What you should do ▸ The data below needs to be returned exactly, line for line.

Supplied records ▸
────────
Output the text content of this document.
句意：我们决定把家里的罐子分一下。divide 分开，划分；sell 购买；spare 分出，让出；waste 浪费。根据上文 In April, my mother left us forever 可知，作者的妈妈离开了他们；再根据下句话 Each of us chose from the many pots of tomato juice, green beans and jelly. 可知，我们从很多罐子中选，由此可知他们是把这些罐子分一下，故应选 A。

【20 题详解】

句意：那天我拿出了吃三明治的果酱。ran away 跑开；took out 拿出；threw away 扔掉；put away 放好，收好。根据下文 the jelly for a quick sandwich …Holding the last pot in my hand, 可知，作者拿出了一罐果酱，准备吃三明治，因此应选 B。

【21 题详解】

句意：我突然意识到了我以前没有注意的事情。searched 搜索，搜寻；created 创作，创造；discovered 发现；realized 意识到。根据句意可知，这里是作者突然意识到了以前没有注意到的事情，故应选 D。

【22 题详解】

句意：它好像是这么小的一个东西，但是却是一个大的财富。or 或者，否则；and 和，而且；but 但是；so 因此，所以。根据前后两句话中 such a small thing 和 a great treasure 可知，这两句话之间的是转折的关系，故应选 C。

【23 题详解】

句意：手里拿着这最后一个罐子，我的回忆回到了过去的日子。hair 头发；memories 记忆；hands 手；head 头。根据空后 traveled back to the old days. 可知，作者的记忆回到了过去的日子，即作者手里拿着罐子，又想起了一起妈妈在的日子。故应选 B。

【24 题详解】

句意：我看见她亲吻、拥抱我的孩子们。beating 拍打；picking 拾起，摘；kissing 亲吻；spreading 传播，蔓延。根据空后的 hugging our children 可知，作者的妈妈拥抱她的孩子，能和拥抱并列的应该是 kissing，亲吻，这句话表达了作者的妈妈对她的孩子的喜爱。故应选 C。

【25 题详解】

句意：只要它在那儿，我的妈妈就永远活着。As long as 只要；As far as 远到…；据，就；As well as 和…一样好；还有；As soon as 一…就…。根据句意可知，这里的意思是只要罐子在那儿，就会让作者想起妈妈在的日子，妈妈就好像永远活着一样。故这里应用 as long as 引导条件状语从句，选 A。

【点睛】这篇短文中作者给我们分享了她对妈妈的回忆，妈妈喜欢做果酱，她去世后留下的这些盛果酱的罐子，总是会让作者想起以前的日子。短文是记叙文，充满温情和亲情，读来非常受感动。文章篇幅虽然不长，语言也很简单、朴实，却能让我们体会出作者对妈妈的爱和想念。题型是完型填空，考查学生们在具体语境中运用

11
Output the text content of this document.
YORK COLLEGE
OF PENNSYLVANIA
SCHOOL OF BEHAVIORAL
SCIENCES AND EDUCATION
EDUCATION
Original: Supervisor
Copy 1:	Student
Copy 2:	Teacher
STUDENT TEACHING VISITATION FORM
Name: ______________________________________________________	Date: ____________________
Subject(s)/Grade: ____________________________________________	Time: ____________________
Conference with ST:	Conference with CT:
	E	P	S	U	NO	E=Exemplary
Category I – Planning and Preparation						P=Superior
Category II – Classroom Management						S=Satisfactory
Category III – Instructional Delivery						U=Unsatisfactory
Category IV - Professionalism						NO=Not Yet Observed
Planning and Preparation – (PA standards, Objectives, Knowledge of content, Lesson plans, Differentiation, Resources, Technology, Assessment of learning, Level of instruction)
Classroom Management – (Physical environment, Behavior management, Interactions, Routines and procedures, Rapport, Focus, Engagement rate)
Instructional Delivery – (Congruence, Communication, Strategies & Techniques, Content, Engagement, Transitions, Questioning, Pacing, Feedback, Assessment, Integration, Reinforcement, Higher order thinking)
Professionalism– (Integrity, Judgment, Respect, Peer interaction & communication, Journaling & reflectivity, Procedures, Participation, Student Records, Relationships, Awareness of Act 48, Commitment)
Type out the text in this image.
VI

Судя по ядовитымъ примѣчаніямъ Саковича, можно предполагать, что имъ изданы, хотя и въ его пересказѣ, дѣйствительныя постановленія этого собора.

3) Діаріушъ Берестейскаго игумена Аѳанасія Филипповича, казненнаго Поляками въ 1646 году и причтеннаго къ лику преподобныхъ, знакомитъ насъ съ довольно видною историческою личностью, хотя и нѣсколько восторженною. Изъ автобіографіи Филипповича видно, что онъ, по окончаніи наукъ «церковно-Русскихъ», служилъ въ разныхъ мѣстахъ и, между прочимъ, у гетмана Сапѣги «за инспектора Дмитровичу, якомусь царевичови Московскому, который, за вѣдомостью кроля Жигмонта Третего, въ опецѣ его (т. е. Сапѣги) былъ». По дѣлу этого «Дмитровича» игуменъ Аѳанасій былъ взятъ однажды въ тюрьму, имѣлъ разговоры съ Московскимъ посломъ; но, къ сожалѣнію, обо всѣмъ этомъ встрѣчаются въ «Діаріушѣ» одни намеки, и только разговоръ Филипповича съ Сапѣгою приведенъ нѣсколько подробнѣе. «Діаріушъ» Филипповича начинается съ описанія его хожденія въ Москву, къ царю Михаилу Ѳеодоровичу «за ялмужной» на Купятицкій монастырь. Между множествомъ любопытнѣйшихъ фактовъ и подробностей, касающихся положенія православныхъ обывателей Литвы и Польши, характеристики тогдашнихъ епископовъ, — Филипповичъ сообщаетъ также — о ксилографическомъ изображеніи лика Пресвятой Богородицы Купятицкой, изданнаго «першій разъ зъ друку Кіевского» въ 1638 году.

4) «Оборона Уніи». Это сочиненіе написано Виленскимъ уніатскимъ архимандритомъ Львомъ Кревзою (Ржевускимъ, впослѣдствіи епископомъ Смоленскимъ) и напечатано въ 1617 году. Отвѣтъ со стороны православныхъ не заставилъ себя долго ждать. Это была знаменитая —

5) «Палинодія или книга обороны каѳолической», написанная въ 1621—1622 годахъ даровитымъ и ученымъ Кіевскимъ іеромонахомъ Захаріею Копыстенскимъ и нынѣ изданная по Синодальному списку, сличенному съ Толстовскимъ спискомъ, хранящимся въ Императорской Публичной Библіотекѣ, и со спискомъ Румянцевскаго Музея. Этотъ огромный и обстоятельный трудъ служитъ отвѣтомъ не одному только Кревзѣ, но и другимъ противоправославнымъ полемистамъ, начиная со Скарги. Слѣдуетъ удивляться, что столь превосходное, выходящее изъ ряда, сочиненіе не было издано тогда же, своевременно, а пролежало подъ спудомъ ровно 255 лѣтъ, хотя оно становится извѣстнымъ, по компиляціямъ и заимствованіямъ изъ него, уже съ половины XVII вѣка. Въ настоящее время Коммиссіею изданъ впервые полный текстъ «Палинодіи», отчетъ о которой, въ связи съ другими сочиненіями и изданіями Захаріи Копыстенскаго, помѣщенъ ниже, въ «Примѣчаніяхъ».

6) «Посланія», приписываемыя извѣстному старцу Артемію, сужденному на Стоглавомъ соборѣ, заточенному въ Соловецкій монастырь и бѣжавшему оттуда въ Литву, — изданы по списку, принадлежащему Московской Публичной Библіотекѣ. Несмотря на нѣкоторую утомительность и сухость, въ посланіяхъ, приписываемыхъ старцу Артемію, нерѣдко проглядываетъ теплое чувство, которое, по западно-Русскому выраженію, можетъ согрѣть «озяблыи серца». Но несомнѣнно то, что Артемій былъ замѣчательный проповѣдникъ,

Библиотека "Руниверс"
────────
Solution below ▸
Output the text content of this document.
句意：我们决定把家里的罐子分一下。divide 分开，划分；sell 购买；spare 分出，让出；waste 浪费。根据上文 In April, my mother left us forever 可知，作者的妈妈离开了他们；再根据下句话 Each of us chose from the many pots of tomato juice, green beans and jelly. 可知，我们从很多罐子中选，由此可知他们是把这些罐子分一下，故应选 A。

【20 题详解】

句意：那天我拿出了吃三明治的果酱。ran away 跑开；took out 拿出；threw away 扔掉；put away 放好，收好。根据下文 the jelly for a quick sandwich …Holding the last pot in my hand, 可知，作者拿出了一罐果酱，准备吃三明治，因此应选 B。

【21 题详解】

句意：我突然意识到了我以前没有注意的事情。searched 搜索，搜寻；created 创作，创造；discovered 发现；realized 意识到。根据句意可知，这里是作者突然意识到了以前没有注意到的事情，故应选 D。

【22 题详解】

句意：它好像是这么小的一个东西，但是却是一个大的财富。or 或者，否则；and 和，而且；but 但是；so 因此，所以。根据前后两句话中 such a small thing 和 a great treasure 可知，这两句话之间的是转折的关系，故应选 C。

【23 题详解】

句意：手里拿着这最后一个罐子，我的回忆回到了过去的日子。hair 头发；memories 记忆；hands 手；head 头。根据空后 traveled back to the old days. 可知，作者的记忆回到了过去的日子，即作者手里拿着罐子，又想起了一起妈妈在的日子。故应选 B。

【24 题详解】

句意：我看见她亲吻、拥抱我的孩子们。beating 拍打；picking 拾起，摘；kissing 亲吻；spreading 传播，蔓延。根据空后的 hugging our children 可知，作者的妈妈拥抱她的孩子，能和拥抱并列的应该是 kissing，亲吻，这句话表达了作者的妈妈对她的孩子的喜爱。故应选 C。

【25 题详解】

句意：只要它在那儿，我的妈妈就永远活着。As long as 只要；As far as 远到…；据，就；As well as 和…一样好；还有；As soon as 一…就…。根据句意可知，这里的意思是只要罐子在那儿，就会让作者想起妈妈在的日子，妈妈就好像永远活着一样。故这里应用 as long as 引导条件状语从句，选 A。

【点睛】这篇短文中作者给我们分享了她对妈妈的回忆，妈妈喜欢做果酱，她去世后留下的这些盛果酱的罐子，总是会让作者想起以前的日子。短文是记叙文，充满温情和亲情，读来非常受感动。文章篇幅虽然不长，语言也很简单、朴实，却能让我们体会出作者对妈妈的爱和想念。题型是完型填空，考查学生们在具体语境中运用

11
Output the text content of this document.
YORK COLLEGE
OF PENNSYLVANIA
SCHOOL OF BEHAVIORAL
SCIENCES AND EDUCATION
EDUCATION
Original: Supervisor
Copy 1:	Student
Copy 2:	Teacher
STUDENT TEACHING VISITATION FORM
Name: ______________________________________________________	Date: ____________________
Subject(s)/Grade: ____________________________________________	Time: ____________________
Conference with ST:	Conference with CT:
	E	P	S	U	NO	E=Exemplary
Category I – Planning and Preparation						P=Superior
Category II – Classroom Management						S=Satisfactory
Category III – Instructional Delivery						U=Unsatisfactory
Category IV - Professionalism						NO=Not Yet Observed
Planning and Preparation – (PA standards, Objectives, Knowledge of content, Lesson plans, Differentiation, Resources, Technology, Assessment of learning, Level of instruction)
Classroom Management – (Physical environment, Behavior management, Interactions, Routines and procedures, Rapport, Focus, Engagement rate)
Instructional Delivery – (Congruence, Communication, Strategies & Techniques, Content, Engagement, Transitions, Questioning, Pacing, Feedback, Assessment, Integration, Reinforcement, Higher order thinking)
Professionalism– (Integrity, Judgment, Respect, Peer interaction & communication, Journaling & reflectivity, Procedures, Participation, Student Records, Relationships, Awareness of Act 48, Commitment)
Type out the text in this image.
VI

Судя по ядовитымъ примѣчаніямъ Саковича, можно предполагать, что имъ изданы, хотя и въ его пересказѣ, дѣйствительныя постановленія этого собора.

3) Діаріушъ Берестейскаго игумена Аѳанасія Филипповича, казненнаго Поляками въ 1646 году и причтеннаго къ лику преподобныхъ, знакомитъ насъ съ довольно видною историческою личностью, хотя и нѣсколько восторженною. Изъ автобіографіи Филипповича видно, что онъ, по окончаніи наукъ «церковно-Русскихъ», служилъ въ разныхъ мѣстахъ и, между прочимъ, у гетмана Сапѣги «за инспектора Дмитровичу, якомусь царевичови Московскому, который, за вѣдомостью кроля Жигмонта Третего, въ опецѣ его (т. е. Сапѣги) былъ». По дѣлу этого «Дмитровича» игуменъ Аѳанасій былъ взятъ однажды въ тюрьму, имѣлъ разговоры съ Московскимъ посломъ; но, къ сожалѣнію, обо всѣмъ этомъ встрѣчаются въ «Діаріушѣ» одни намеки, и только разговоръ Филипповича съ Сапѣгою приведенъ нѣсколько подробнѣе. «Діаріушъ» Филипповича начинается съ описанія его хожденія въ Москву, къ царю Михаилу Ѳеодоровичу «за ялмужной» на Купятицкій монастырь. Между множествомъ любопытнѣйшихъ фактовъ и подробностей, касающихся положенія православныхъ обывателей Литвы и Польши, характеристики тогдашнихъ епископовъ, — Филипповичъ сообщаетъ также — о ксилографическомъ изображеніи лика Пресвятой Богородицы Купятицкой, изданнаго «першій разъ зъ друку Кіевского» въ 1638 году.

4) «Оборона Уніи». Это сочиненіе написано Виленскимъ уніатскимъ архимандритомъ Львомъ Кревзою (Ржевускимъ, впослѣдствіи епископомъ Смоленскимъ) и напечатано въ 1617 году. Отвѣтъ со стороны православныхъ не заставилъ себя долго ждать. Это была знаменитая —

5) «Палинодія или книга обороны каѳолической», написанная въ 1621—1622 годахъ даровитымъ и ученымъ Кіевскимъ іеромонахомъ Захаріею Копыстенскимъ и нынѣ изданная по Синодальному списку, сличенному съ Толстовскимъ спискомъ, хранящимся въ Императорской Публичной Библіотекѣ, и со спискомъ Румянцевскаго Музея. Этотъ огромный и обстоятельный трудъ служитъ отвѣтомъ не одному только Кревзѣ, но и другимъ противоправославнымъ полемистамъ, начиная со Скарги. Слѣдуетъ удивляться, что столь превосходное, выходящее изъ ряда, сочиненіе не было издано тогда же, своевременно, а пролежало подъ спудомъ ровно 255 лѣтъ, хотя оно становится извѣстнымъ, по компиляціямъ и заимствованіямъ изъ него, уже съ половины XVII вѣка. Въ настоящее время Коммиссіею изданъ впервые полный текстъ «Палинодіи», отчетъ о которой, въ связи съ другими сочиненіями и изданіями Захаріи Копыстенскаго, помѣщенъ ниже, въ «Примѣчаніяхъ».

6) «Посланія», приписываемыя извѣстному старцу Артемію, сужденному на Стоглавомъ соборѣ, заточенному въ Соловецкій монастырь и бѣжавшему оттуда въ Литву, — изданы по списку, принадлежащему Московской Публичной Библіотекѣ. Несмотря на нѣкоторую утомительность и сухость, въ посланіяхъ, приписываемыхъ старцу Артемію, нерѣдко проглядываетъ теплое чувство, которое, по западно-Русскому выраженію, можетъ согрѣть «озяблыи серца». Но несомнѣнно то, что Артемій былъ замѣчательный проповѣдникъ,

Библиотека "Руниверс"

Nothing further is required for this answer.